WHAT YOU WILL DO:
Tally up how many lines in the listing below contain the string "prepared", and give only the total.

THE RECORDS:
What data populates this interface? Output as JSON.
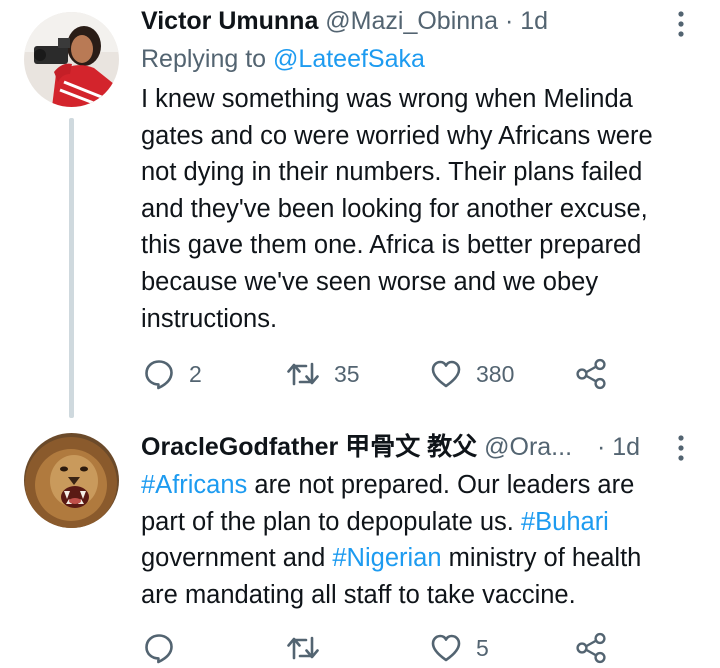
{
  "tweets": [
    {
      "name": "Victor Umunna",
      "handle": "@Mazi_Obinna",
      "separator": "·",
      "time": "1d",
      "replying_prefix": "Replying to",
      "replying_to": "@LateefSaka",
      "text_lines": [
        "I knew something was wrong when Melinda",
        "gates and co were worried why Africans were",
        "not dying in their numbers. Their plans failed",
        "and they've been looking for another excuse,",
        "this gave them one. Africa is better prepared",
        "because we've seen worse and we obey",
        "instructions."
      ],
      "reply_count": "2",
      "retweet_count": "35",
      "like_count": "380"
    },
    {
      "name": "OracleGodfather 甲骨文 教父",
      "handle": "@Ora...",
      "separator": "·",
      "time": "1d",
      "text": {
        "line1_tag": "#Africans",
        "line1_rest": " are not prepared. Our leaders are",
        "line2_pre": "part of the plan to depopulate us. ",
        "line2_tag": "#Buhari",
        "line3_tag": "#Nigerian",
        "line3_pre": "government and ",
        "line3_rest": " ministry of health",
        "line4": "are mandating all staff to take vaccine."
      },
      "reply_count": "",
      "retweet_count": "",
      "like_count": "5"
    }
  ],
  "colors": {
    "accent": "#1d9bf0",
    "secondary_text": "#536471",
    "primary_text": "#0f1419",
    "thread_line": "#cfd9de"
  },
  "icons": {
    "reply": "speech-bubble-icon",
    "retweet": "retweet-arrows-icon",
    "like": "heart-outline-icon",
    "share": "share-nodes-icon",
    "more": "vertical-ellipsis-icon"
  }
}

EXERCISE OUTPUT:
2